* REQUIRED WORK *
Reproduce every entry in the listing without alteration.

Stored items:
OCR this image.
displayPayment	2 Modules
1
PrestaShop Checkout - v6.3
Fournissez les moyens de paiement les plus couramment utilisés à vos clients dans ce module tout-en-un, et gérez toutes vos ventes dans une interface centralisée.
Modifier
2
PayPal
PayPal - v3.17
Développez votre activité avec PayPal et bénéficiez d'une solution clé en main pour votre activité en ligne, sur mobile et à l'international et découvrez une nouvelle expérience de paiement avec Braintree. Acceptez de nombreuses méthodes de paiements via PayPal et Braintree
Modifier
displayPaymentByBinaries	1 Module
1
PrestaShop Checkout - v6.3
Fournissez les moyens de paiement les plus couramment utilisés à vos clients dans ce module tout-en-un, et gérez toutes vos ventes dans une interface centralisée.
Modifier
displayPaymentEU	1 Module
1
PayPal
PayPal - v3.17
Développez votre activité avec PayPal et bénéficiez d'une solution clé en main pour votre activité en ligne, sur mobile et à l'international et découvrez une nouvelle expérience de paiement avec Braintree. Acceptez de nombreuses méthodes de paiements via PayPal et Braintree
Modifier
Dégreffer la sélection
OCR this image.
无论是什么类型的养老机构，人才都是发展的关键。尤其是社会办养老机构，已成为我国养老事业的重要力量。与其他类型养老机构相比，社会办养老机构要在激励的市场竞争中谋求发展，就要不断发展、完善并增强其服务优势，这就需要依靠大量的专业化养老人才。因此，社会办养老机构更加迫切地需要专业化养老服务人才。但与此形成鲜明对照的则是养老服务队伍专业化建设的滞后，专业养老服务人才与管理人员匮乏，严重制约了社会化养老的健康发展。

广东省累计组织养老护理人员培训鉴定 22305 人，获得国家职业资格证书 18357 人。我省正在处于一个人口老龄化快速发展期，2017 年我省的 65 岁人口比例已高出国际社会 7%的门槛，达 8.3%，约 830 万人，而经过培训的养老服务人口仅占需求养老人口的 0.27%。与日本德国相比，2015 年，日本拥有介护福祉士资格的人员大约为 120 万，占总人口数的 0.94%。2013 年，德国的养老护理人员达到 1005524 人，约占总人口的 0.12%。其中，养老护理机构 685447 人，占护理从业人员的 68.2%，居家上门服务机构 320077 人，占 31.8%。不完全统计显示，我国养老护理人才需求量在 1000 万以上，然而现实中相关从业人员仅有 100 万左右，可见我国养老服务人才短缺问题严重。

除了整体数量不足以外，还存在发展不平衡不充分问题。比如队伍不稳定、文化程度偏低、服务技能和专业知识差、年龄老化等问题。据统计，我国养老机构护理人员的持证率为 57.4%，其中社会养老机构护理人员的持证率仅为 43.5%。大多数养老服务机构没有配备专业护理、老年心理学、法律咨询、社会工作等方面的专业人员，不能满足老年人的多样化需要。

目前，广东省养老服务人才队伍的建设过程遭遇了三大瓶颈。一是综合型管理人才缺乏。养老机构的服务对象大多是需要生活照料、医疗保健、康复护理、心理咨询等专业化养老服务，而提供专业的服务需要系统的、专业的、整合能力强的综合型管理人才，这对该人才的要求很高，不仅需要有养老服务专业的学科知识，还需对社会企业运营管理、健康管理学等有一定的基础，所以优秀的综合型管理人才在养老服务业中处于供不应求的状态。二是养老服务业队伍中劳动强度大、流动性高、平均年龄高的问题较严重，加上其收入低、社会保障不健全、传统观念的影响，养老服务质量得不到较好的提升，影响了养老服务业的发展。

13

* FULL OUTPUT *
OCR this image.
displayPayment	2 Modules
1
PrestaShop Checkout - v6.3
Fournissez les moyens de paiement les plus couramment utilisés à vos clients dans ce module tout-en-un, et gérez toutes vos ventes dans une interface centralisée.
Modifier
2
PayPal
PayPal - v3.17
Développez votre activité avec PayPal et bénéficiez d'une solution clé en main pour votre activité en ligne, sur mobile et à l'international et découvrez une nouvelle expérience de paiement avec Braintree. Acceptez de nombreuses méthodes de paiements via PayPal et Braintree
Modifier
displayPaymentByBinaries	1 Module
1
PrestaShop Checkout - v6.3
Fournissez les moyens de paiement les plus couramment utilisés à vos clients dans ce module tout-en-un, et gérez toutes vos ventes dans une interface centralisée.
Modifier
displayPaymentEU	1 Module
1
PayPal
PayPal - v3.17
Développez votre activité avec PayPal et bénéficiez d'une solution clé en main pour votre activité en ligne, sur mobile et à l'international et découvrez une nouvelle expérience de paiement avec Braintree. Acceptez de nombreuses méthodes de paiements via PayPal et Braintree
Modifier
Dégreffer la sélection
OCR this image.
无论是什么类型的养老机构，人才都是发展的关键。尤其是社会办养老机构，已成为我国养老事业的重要力量。与其他类型养老机构相比，社会办养老机构要在激励的市场竞争中谋求发展，就要不断发展、完善并增强其服务优势，这就需要依靠大量的专业化养老人才。因此，社会办养老机构更加迫切地需要专业化养老服务人才。但与此形成鲜明对照的则是养老服务队伍专业化建设的滞后，专业养老服务人才与管理人员匮乏，严重制约了社会化养老的健康发展。

广东省累计组织养老护理人员培训鉴定 22305 人，获得国家职业资格证书 18357 人。我省正在处于一个人口老龄化快速发展期，2017 年我省的 65 岁人口比例已高出国际社会 7%的门槛，达 8.3%，约 830 万人，而经过培训的养老服务人口仅占需求养老人口的 0.27%。与日本德国相比，2015 年，日本拥有介护福祉士资格的人员大约为 120 万，占总人口数的 0.94%。2013 年，德国的养老护理人员达到 1005524 人，约占总人口的 0.12%。其中，养老护理机构 685447 人，占护理从业人员的 68.2%，居家上门服务机构 320077 人，占 31.8%。不完全统计显示，我国养老护理人才需求量在 1000 万以上，然而现实中相关从业人员仅有 100 万左右，可见我国养老服务人才短缺问题严重。

除了整体数量不足以外，还存在发展不平衡不充分问题。比如队伍不稳定、文化程度偏低、服务技能和专业知识差、年龄老化等问题。据统计，我国养老机构护理人员的持证率为 57.4%，其中社会养老机构护理人员的持证率仅为 43.5%。大多数养老服务机构没有配备专业护理、老年心理学、法律咨询、社会工作等方面的专业人员，不能满足老年人的多样化需要。

目前，广东省养老服务人才队伍的建设过程遭遇了三大瓶颈。一是综合型管理人才缺乏。养老机构的服务对象大多是需要生活照料、医疗保健、康复护理、心理咨询等专业化养老服务，而提供专业的服务需要系统的、专业的、整合能力强的综合型管理人才，这对该人才的要求很高，不仅需要有养老服务专业的学科知识，还需对社会企业运营管理、健康管理学等有一定的基础，所以优秀的综合型管理人才在养老服务业中处于供不应求的状态。二是养老服务业队伍中劳动强度大、流动性高、平均年龄高的问题较严重，加上其收入低、社会保障不健全、传统观念的影响，养老服务质量得不到较好的提升，影响了养老服务业的发展。

13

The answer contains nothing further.